[DATA TO PROCESS start]
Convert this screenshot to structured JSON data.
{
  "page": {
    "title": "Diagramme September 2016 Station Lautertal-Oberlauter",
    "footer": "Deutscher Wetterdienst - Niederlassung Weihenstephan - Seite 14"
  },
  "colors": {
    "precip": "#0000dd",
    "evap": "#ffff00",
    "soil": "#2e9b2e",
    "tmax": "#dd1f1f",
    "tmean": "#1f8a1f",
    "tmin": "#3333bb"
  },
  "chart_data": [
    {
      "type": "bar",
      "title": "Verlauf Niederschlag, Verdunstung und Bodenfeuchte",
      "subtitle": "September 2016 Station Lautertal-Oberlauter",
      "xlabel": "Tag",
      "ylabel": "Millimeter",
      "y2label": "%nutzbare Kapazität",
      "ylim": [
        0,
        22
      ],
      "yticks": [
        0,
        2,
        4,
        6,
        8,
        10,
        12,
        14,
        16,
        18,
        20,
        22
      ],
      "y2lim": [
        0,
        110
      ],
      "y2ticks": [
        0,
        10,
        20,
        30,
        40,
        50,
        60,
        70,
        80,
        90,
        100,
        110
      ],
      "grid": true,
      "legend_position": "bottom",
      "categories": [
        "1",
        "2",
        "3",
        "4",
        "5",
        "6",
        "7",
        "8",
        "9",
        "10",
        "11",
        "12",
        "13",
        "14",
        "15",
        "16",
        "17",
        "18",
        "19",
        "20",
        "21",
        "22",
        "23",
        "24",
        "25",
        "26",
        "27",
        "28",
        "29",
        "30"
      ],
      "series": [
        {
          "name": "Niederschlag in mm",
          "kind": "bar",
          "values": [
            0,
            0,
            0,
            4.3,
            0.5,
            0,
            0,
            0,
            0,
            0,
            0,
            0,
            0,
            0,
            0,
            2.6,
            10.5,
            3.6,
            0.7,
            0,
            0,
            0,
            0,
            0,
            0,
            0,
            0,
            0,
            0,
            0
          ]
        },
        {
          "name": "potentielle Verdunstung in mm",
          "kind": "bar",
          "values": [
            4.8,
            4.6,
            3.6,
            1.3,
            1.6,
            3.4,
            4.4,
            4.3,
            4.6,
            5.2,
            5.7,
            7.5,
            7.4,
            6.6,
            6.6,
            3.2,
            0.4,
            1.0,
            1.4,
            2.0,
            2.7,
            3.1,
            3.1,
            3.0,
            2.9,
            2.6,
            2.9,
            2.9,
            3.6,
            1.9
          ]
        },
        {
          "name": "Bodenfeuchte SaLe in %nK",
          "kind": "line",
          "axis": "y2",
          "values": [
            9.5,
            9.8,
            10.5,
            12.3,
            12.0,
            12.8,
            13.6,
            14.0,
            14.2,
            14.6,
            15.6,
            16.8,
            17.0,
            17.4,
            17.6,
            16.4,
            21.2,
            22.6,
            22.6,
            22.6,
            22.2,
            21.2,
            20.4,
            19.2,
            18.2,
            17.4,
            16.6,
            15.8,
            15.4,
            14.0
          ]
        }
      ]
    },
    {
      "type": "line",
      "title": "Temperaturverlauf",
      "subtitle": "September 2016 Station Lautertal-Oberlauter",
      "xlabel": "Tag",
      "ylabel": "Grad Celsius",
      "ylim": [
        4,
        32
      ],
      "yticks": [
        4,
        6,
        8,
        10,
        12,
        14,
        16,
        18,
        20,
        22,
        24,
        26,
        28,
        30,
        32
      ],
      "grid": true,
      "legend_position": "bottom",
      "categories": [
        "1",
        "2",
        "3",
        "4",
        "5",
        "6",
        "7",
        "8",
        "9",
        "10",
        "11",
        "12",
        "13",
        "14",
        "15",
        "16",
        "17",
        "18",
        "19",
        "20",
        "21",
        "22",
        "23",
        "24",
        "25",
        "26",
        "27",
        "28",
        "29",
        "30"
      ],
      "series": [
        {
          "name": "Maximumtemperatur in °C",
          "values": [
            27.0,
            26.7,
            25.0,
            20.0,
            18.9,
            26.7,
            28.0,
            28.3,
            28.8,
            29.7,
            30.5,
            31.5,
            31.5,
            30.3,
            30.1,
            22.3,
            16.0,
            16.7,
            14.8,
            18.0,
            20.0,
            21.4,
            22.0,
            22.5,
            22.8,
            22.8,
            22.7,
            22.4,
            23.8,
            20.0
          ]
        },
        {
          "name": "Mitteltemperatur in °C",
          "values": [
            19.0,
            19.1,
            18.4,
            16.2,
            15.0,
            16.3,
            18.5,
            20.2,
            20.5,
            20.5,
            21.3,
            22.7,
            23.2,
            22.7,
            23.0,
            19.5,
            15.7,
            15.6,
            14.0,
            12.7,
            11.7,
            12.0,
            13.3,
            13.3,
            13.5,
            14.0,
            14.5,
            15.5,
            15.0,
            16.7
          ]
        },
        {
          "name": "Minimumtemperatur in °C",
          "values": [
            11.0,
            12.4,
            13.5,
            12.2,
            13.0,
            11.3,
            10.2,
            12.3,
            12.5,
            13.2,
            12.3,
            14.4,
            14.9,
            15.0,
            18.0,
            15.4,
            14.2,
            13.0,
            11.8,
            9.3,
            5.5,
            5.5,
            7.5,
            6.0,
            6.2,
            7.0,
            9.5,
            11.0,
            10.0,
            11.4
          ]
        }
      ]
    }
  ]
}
[DATA TO PROCESS end]
• _WHAT IS REQUIRED_: Write out the material exactly as given.

• _EXERCISE ANSWER_:
Convert this screenshot to structured JSON data.
{
  "page": {
    "title": "Diagramme September 2016 Station Lautertal-Oberlauter",
    "footer": "Deutscher Wetterdienst - Niederlassung Weihenstephan - Seite 14"
  },
  "colors": {
    "precip": "#0000dd",
    "evap": "#ffff00",
    "soil": "#2e9b2e",
    "tmax": "#dd1f1f",
    "tmean": "#1f8a1f",
    "tmin": "#3333bb"
  },
  "chart_data": [
    {
      "type": "bar",
      "title": "Verlauf Niederschlag, Verdunstung und Bodenfeuchte",
      "subtitle": "September 2016 Station Lautertal-Oberlauter",
      "xlabel": "Tag",
      "ylabel": "Millimeter",
      "y2label": "%nutzbare Kapazität",
      "ylim": [
        0,
        22
      ],
      "yticks": [
        0,
        2,
        4,
        6,
        8,
        10,
        12,
        14,
        16,
        18,
        20,
        22
      ],
      "y2lim": [
        0,
        110
      ],
      "y2ticks": [
        0,
        10,
        20,
        30,
        40,
        50,
        60,
        70,
        80,
        90,
        100,
        110
      ],
      "grid": true,
      "legend_position": "bottom",
      "categories": [
        "1",
        "2",
        "3",
        "4",
        "5",
        "6",
        "7",
        "8",
        "9",
        "10",
        "11",
        "12",
        "13",
        "14",
        "15",
        "16",
        "17",
        "18",
        "19",
        "20",
        "21",
        "22",
        "23",
        "24",
        "25",
        "26",
        "27",
        "28",
        "29",
        "30"
      ],
      "series": [
        {
          "name": "Niederschlag in mm",
          "kind": "bar",
          "values": [
            0,
            0,
            0,
            4.3,
            0.5,
            0,
            0,
            0,
            0,
            0,
            0,
            0,
            0,
            0,
            0,
            2.6,
            10.5,
            3.6,
            0.7,
            0,
            0,
            0,
            0,
            0,
            0,
            0,
            0,
            0,
            0,
            0
          ]
        },
        {
          "name": "potentielle Verdunstung in mm",
          "kind": "bar",
          "values": [
            4.8,
            4.6,
            3.6,
            1.3,
            1.6,
            3.4,
            4.4,
            4.3,
            4.6,
            5.2,
            5.7,
            7.5,
            7.4,
            6.6,
            6.6,
            3.2,
            0.4,
            1.0,
            1.4,
            2.0,
            2.7,
            3.1,
            3.1,
            3.0,
            2.9,
            2.6,
            2.9,
            2.9,
            3.6,
            1.9
          ]
        },
        {
          "name": "Bodenfeuchte SaLe in %nK",
          "kind": "line",
          "axis": "y2",
          "values": [
            9.5,
            9.8,
            10.5,
            12.3,
            12.0,
            12.8,
            13.6,
            14.0,
            14.2,
            14.6,
            15.6,
            16.8,
            17.0,
            17.4,
            17.6,
            16.4,
            21.2,
            22.6,
            22.6,
            22.6,
            22.2,
            21.2,
            20.4,
            19.2,
            18.2,
            17.4,
            16.6,
            15.8,
            15.4,
            14.0
          ]
        }
      ]
    },
    {
      "type": "line",
      "title": "Temperaturverlauf",
      "subtitle": "September 2016 Station Lautertal-Oberlauter",
      "xlabel": "Tag",
      "ylabel": "Grad Celsius",
      "ylim": [
        4,
        32
      ],
      "yticks": [
        4,
        6,
        8,
        10,
        12,
        14,
        16,
        18,
        20,
        22,
        24,
        26,
        28,
        30,
        32
      ],
      "grid": true,
      "legend_position": "bottom",
      "categories": [
        "1",
        "2",
        "3",
        "4",
        "5",
        "6",
        "7",
        "8",
        "9",
        "10",
        "11",
        "12",
        "13",
        "14",
        "15",
        "16",
        "17",
        "18",
        "19",
        "20",
        "21",
        "22",
        "23",
        "24",
        "25",
        "26",
        "27",
        "28",
        "29",
        "30"
      ],
      "series": [
        {
          "name": "Maximumtemperatur in °C",
          "values": [
            27.0,
            26.7,
            25.0,
            20.0,
            18.9,
            26.7,
            28.0,
            28.3,
            28.8,
            29.7,
            30.5,
            31.5,
            31.5,
            30.3,
            30.1,
            22.3,
            16.0,
            16.7,
            14.8,
            18.0,
            20.0,
            21.4,
            22.0,
            22.5,
            22.8,
            22.8,
            22.7,
            22.4,
            23.8,
            20.0
          ]
        },
        {
          "name": "Mitteltemperatur in °C",
          "values": [
            19.0,
            19.1,
            18.4,
            16.2,
            15.0,
            16.3,
            18.5,
            20.2,
            20.5,
            20.5,
            21.3,
            22.7,
            23.2,
            22.7,
            23.0,
            19.5,
            15.7,
            15.6,
            14.0,
            12.7,
            11.7,
            12.0,
            13.3,
            13.3,
            13.5,
            14.0,
            14.5,
            15.5,
            15.0,
            16.7
          ]
        },
        {
          "name": "Minimumtemperatur in °C",
          "values": [
            11.0,
            12.4,
            13.5,
            12.2,
            13.0,
            11.3,
            10.2,
            12.3,
            12.5,
            13.2,
            12.3,
            14.4,
            14.9,
            15.0,
            18.0,
            15.4,
            14.2,
            13.0,
            11.8,
            9.3,
            5.5,
            5.5,
            7.5,
            6.0,
            6.2,
            7.0,
            9.5,
            11.0,
            10.0,
            11.4
          ]
        }
      ]
    }
  ]
}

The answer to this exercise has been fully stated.